*Aim:*
Set down all of the data that follows word for word, without the images.

(Records from a collection of figures)

━━━

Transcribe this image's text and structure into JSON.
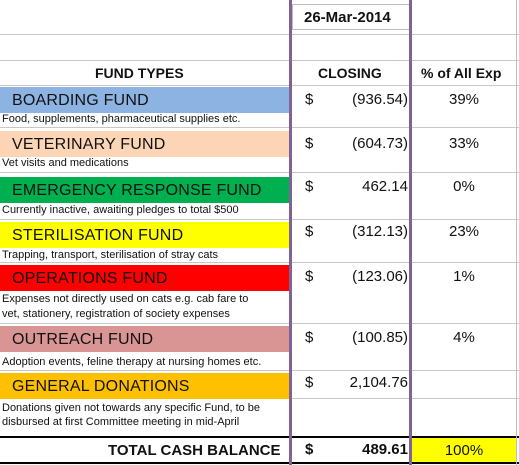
{
  "header": {
    "date": "26-Mar-2014",
    "col_fund_types": "FUND TYPES",
    "col_closing": "CLOSING",
    "col_pct": "% of All Exp"
  },
  "funds": [
    {
      "name": "BOARDING FUND",
      "desc": [
        "Food, supplements, pharmaceutical supplies etc."
      ],
      "currency": "$",
      "closing": "(936.54)",
      "pct": "39%",
      "color": "#8db3e2"
    },
    {
      "name": "VETERINARY FUND",
      "desc": [
        "Vet visits and medications"
      ],
      "currency": "$",
      "closing": "(604.73)",
      "pct": "33%",
      "color": "#fbd5b5"
    },
    {
      "name": "EMERGENCY RESPONSE FUND",
      "desc": [
        "Currently inactive, awaiting pledges to total $500"
      ],
      "currency": "$",
      "closing": "462.14",
      "pct": "0%",
      "color": "#00b050"
    },
    {
      "name": "STERILISATION FUND",
      "desc": [
        "Trapping, transport, sterilisation of stray cats"
      ],
      "currency": "$",
      "closing": "(312.13)",
      "pct": "23%",
      "color": "#ffff00"
    },
    {
      "name": "OPERATIONS FUND",
      "desc": [
        "Expenses not directly used on cats e.g. cab fare to",
        "vet, stationery, registration of society expenses"
      ],
      "currency": "$",
      "closing": "(123.06)",
      "pct": "1%",
      "color": "#ff0000"
    },
    {
      "name": "OUTREACH FUND",
      "desc": [
        "Adoption events, feline therapy at nursing homes etc."
      ],
      "currency": "$",
      "closing": "(100.85)",
      "pct": "4%",
      "color": "#d99594"
    },
    {
      "name": "GENERAL DONATIONS",
      "desc": [
        "Donations given not towards any specific Fund, to be",
        "disbursed at first Committee meeting in mid-April"
      ],
      "currency": "$",
      "closing": "2,104.76",
      "pct": "",
      "color": "#ffc000"
    }
  ],
  "total": {
    "label": "TOTAL CASH BALANCE",
    "currency": "$",
    "closing": "489.61",
    "pct": "100%",
    "pct_color": "#ffff00"
  }
}
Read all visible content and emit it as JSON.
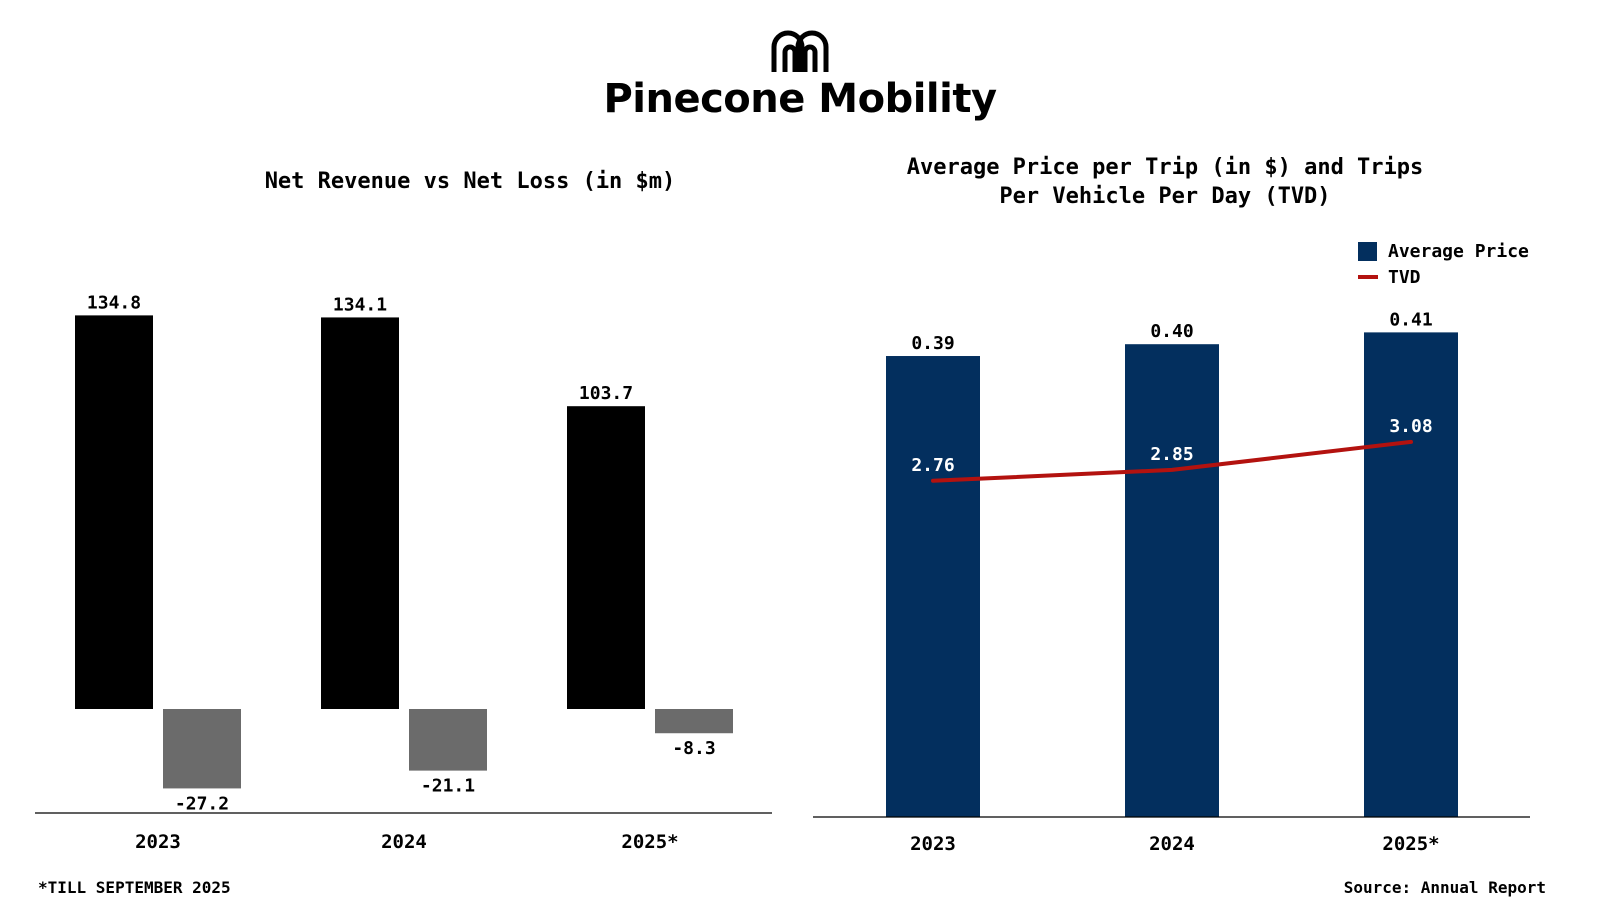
{
  "brand": {
    "name": "Pinecone Mobility",
    "logo_icon": "arch-m-logo-icon"
  },
  "colors": {
    "revenue": "#000000",
    "loss": "#6b6b6b",
    "avg_price": "#032f5e",
    "tvd": "#b3120f",
    "axis": "#000000"
  },
  "chart_data": [
    {
      "type": "bar",
      "title": "Net Revenue vs Net Loss (in $m)",
      "categories": [
        "2023",
        "2024",
        "2025*"
      ],
      "series": [
        {
          "name": "Net Revenue",
          "values": [
            134.8,
            134.1,
            103.7
          ]
        },
        {
          "name": "Net Loss",
          "values": [
            -27.2,
            -21.1,
            -8.3
          ]
        }
      ],
      "value_labels": {
        "revenue": [
          "134.8",
          "134.1",
          "103.7"
        ],
        "loss": [
          "-27.2",
          "-21.1",
          "-8.3"
        ]
      },
      "xlabel": "",
      "ylabel": "",
      "ylim": [
        -36,
        140
      ],
      "grid": false
    },
    {
      "type": "bar",
      "title_line1": "Average Price per Trip (in $) and Trips",
      "title_line2": "Per Vehicle Per Day (TVD)",
      "categories": [
        "2023",
        "2024",
        "2025*"
      ],
      "series": [
        {
          "name": "Average Price",
          "kind": "bar",
          "values": [
            0.39,
            0.4,
            0.41
          ],
          "labels": [
            "0.39",
            "0.40",
            "0.41"
          ]
        },
        {
          "name": "TVD",
          "kind": "line",
          "values": [
            2.76,
            2.85,
            3.08
          ],
          "labels": [
            "2.76",
            "2.85",
            "3.08"
          ]
        }
      ],
      "legend": [
        {
          "name": "Average Price",
          "marker": "square"
        },
        {
          "name": "TVD",
          "marker": "line"
        }
      ],
      "legend_position": "top-right",
      "ylim_bars": [
        0,
        0.5
      ],
      "ylim_line": [
        0,
        9
      ],
      "grid": false
    }
  ],
  "footer": {
    "note": "*TILL SEPTEMBER 2025",
    "source": "Source: Annual Report"
  }
}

━━━

*Exercise output:*
Transcribe this image's text and structure into JSON.
{
  "header": {
    "date": "26-Mar-2014",
    "col_fund_types": "FUND TYPES",
    "col_closing": "CLOSING",
    "col_pct": "% of All Exp"
  },
  "funds": [
    {
      "name": "BOARDING FUND",
      "desc": [
        "Food, supplements, pharmaceutical supplies etc."
      ],
      "currency": "$",
      "closing": "(936.54)",
      "pct": "39%",
      "color": "#8db3e2"
    },
    {
      "name": "VETERINARY FUND",
      "desc": [
        "Vet visits and medications"
      ],
      "currency": "$",
      "closing": "(604.73)",
      "pct": "33%",
      "color": "#fbd5b5"
    },
    {
      "name": "EMERGENCY RESPONSE FUND",
      "desc": [
        "Currently inactive, awaiting pledges to total $500"
      ],
      "currency": "$",
      "closing": "462.14",
      "pct": "0%",
      "color": "#00b050"
    },
    {
      "name": "STERILISATION FUND",
      "desc": [
        "Trapping, transport, sterilisation of stray cats"
      ],
      "currency": "$",
      "closing": "(312.13)",
      "pct": "23%",
      "color": "#ffff00"
    },
    {
      "name": "OPERATIONS FUND",
      "desc": [
        "Expenses not directly used on cats e.g. cab fare to",
        "vet, stationery, registration of society expenses"
      ],
      "currency": "$",
      "closing": "(123.06)",
      "pct": "1%",
      "color": "#ff0000"
    },
    {
      "name": "OUTREACH FUND",
      "desc": [
        "Adoption events, feline therapy at nursing homes etc."
      ],
      "currency": "$",
      "closing": "(100.85)",
      "pct": "4%",
      "color": "#d99594"
    },
    {
      "name": "GENERAL DONATIONS",
      "desc": [
        "Donations given not towards any specific Fund, to be",
        "disbursed at first Committee meeting in mid-April"
      ],
      "currency": "$",
      "closing": "2,104.76",
      "pct": "",
      "color": "#ffc000"
    }
  ],
  "total": {
    "label": "TOTAL CASH BALANCE",
    "currency": "$",
    "closing": "489.61",
    "pct": "100%",
    "pct_color": "#ffff00"
  }
}
Read all visible content and emit it as JSON.
{
  "brand": {
    "name": "Pinecone Mobility",
    "logo_icon": "arch-m-logo-icon"
  },
  "colors": {
    "revenue": "#000000",
    "loss": "#6b6b6b",
    "avg_price": "#032f5e",
    "tvd": "#b3120f",
    "axis": "#000000"
  },
  "chart_data": [
    {
      "type": "bar",
      "title": "Net Revenue vs Net Loss (in $m)",
      "categories": [
        "2023",
        "2024",
        "2025*"
      ],
      "series": [
        {
          "name": "Net Revenue",
          "values": [
            134.8,
            134.1,
            103.7
          ]
        },
        {
          "name": "Net Loss",
          "values": [
            -27.2,
            -21.1,
            -8.3
          ]
        }
      ],
      "value_labels": {
        "revenue": [
          "134.8",
          "134.1",
          "103.7"
        ],
        "loss": [
          "-27.2",
          "-21.1",
          "-8.3"
        ]
      },
      "xlabel": "",
      "ylabel": "",
      "ylim": [
        -36,
        140
      ],
      "grid": false
    },
    {
      "type": "bar",
      "title_line1": "Average Price per Trip (in $) and Trips",
      "title_line2": "Per Vehicle Per Day (TVD)",
      "categories": [
        "2023",
        "2024",
        "2025*"
      ],
      "series": [
        {
          "name": "Average Price",
          "kind": "bar",
          "values": [
            0.39,
            0.4,
            0.41
          ],
          "labels": [
            "0.39",
            "0.40",
            "0.41"
          ]
        },
        {
          "name": "TVD",
          "kind": "line",
          "values": [
            2.76,
            2.85,
            3.08
          ],
          "labels": [
            "2.76",
            "2.85",
            "3.08"
          ]
        }
      ],
      "legend": [
        {
          "name": "Average Price",
          "marker": "square"
        },
        {
          "name": "TVD",
          "marker": "line"
        }
      ],
      "legend_position": "top-right",
      "ylim_bars": [
        0,
        0.5
      ],
      "ylim_line": [
        0,
        9
      ],
      "grid": false
    }
  ],
  "footer": {
    "note": "*TILL SEPTEMBER 2025",
    "source": "Source: Annual Report"
  }
}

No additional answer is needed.